-- What to work on --
Please transcribe the data that follows without the pictures, keeping every word the same.

-- Information provided --
----

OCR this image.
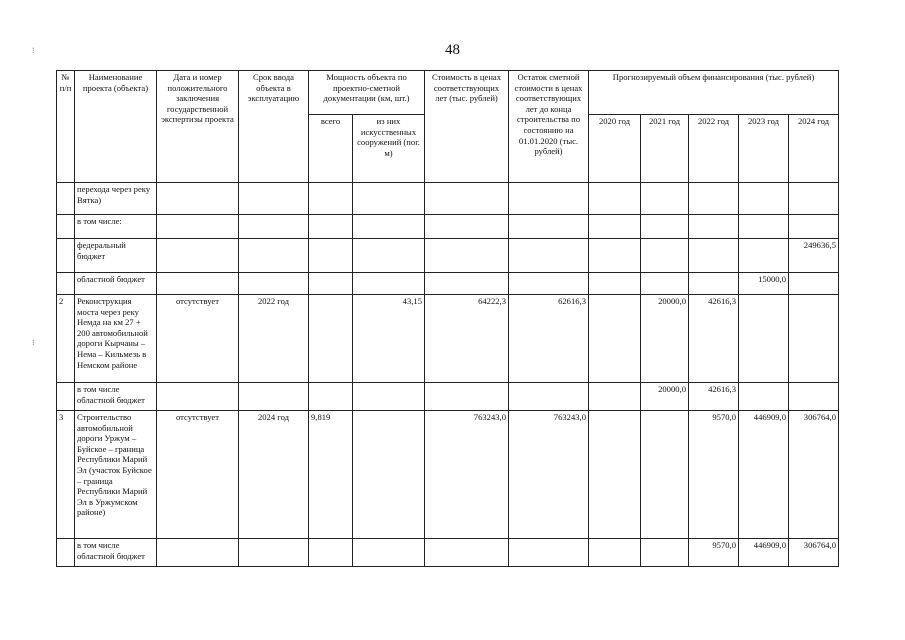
48
№ п/п	Наименование проекта (объекта)	Дата и номер положительного заключения государственной экспертизы проекта	Срок ввода объекта в эксплуатацию	Мощность объекта по проектно-сметной документации (км, шт.)		Стоимость в ценах соответствующих лет (тыс. рублей)	Остаток сметной стоимости в ценах соответствующих лет до конца строительства по состоянию на 01.01.2020 (тыс. рублей)	Прогнозируемый объем финансирования (тыс. рублей)				
				всего	из них искусственных сооружений (пог. м)			2020 год	2021 год	2022 год	2023 год	2024 год
	перехода через реку Вятка)											
	в том числе:											
	федеральный бюджет											249636,5
	областной бюджет										15000,0	
2	Реконструкция моста через реку Немда на км 27 + 200 автомобильной дороги Кырчаны – Нема – Кильмезь в Немском районе	отсутствует	2022 год		43,15	64222,3	62616,3		20000,0	42616,3		
	в том числе областной бюджет								20000,0	42616,3		
3	Строительство автомобильной дороги Уржум – Буйское – граница Республики Марий Эл (участок Буйское – граница Республики Марий Эл в Уржумском районе)	отсутствует	2024 год	9,819		763243,0	763243,0			9570,0	446909,0	306764,0
	в том числе областной бюджет									9570,0	446909,0	306764,0
⁝
⁝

----

-- Result of the task --
OCR this image.
48
№ п/п	Наименование проекта (объекта)	Дата и номер положительного заключения государственной экспертизы проекта	Срок ввода объекта в эксплуатацию	Мощность объекта по проектно-сметной документации (км, шт.)		Стоимость в ценах соответствующих лет (тыс. рублей)	Остаток сметной стоимости в ценах соответствующих лет до конца строительства по состоянию на 01.01.2020 (тыс. рублей)	Прогнозируемый объем финансирования (тыс. рублей)				
				всего	из них искусственных сооружений (пог. м)			2020 год	2021 год	2022 год	2023 год	2024 год
	перехода через реку Вятка)											
	в том числе:											
	федеральный бюджет											249636,5
	областной бюджет										15000,0	
2	Реконструкция моста через реку Немда на км 27 + 200 автомобильной дороги Кырчаны – Нема – Кильмезь в Немском районе	отсутствует	2022 год		43,15	64222,3	62616,3		20000,0	42616,3		
	в том числе областной бюджет								20000,0	42616,3		
3	Строительство автомобильной дороги Уржум – Буйское – граница Республики Марий Эл (участок Буйское – граница Республики Марий Эл в Уржумском районе)	отсутствует	2024 год	9,819		763243,0	763243,0			9570,0	446909,0	306764,0
	в том числе областной бюджет									9570,0	446909,0	306764,0
⁝
⁝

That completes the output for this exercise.